**Short exercise**. Print the complete set of entries exactly.
===== Extracted records =====
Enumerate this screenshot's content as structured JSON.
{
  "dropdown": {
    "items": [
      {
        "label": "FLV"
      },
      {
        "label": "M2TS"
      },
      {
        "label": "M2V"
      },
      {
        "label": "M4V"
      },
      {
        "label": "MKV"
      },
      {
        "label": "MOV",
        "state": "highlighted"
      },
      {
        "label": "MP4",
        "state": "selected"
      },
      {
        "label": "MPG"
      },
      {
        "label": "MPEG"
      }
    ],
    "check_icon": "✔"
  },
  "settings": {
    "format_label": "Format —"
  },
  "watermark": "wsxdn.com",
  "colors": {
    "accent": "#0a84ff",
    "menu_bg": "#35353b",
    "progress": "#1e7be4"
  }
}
=====
**Output of the exercise**.
Enumerate this screenshot's content as structured JSON.
{
  "dropdown": {
    "items": [
      {
        "label": "FLV"
      },
      {
        "label": "M2TS"
      },
      {
        "label": "M2V"
      },
      {
        "label": "M4V"
      },
      {
        "label": "MKV"
      },
      {
        "label": "MOV",
        "state": "highlighted"
      },
      {
        "label": "MP4",
        "state": "selected"
      },
      {
        "label": "MPG"
      },
      {
        "label": "MPEG"
      }
    ],
    "check_icon": "✔"
  },
  "settings": {
    "format_label": "Format —"
  },
  "watermark": "wsxdn.com",
  "colors": {
    "accent": "#0a84ff",
    "menu_bg": "#35353b",
    "progress": "#1e7be4"
  }
}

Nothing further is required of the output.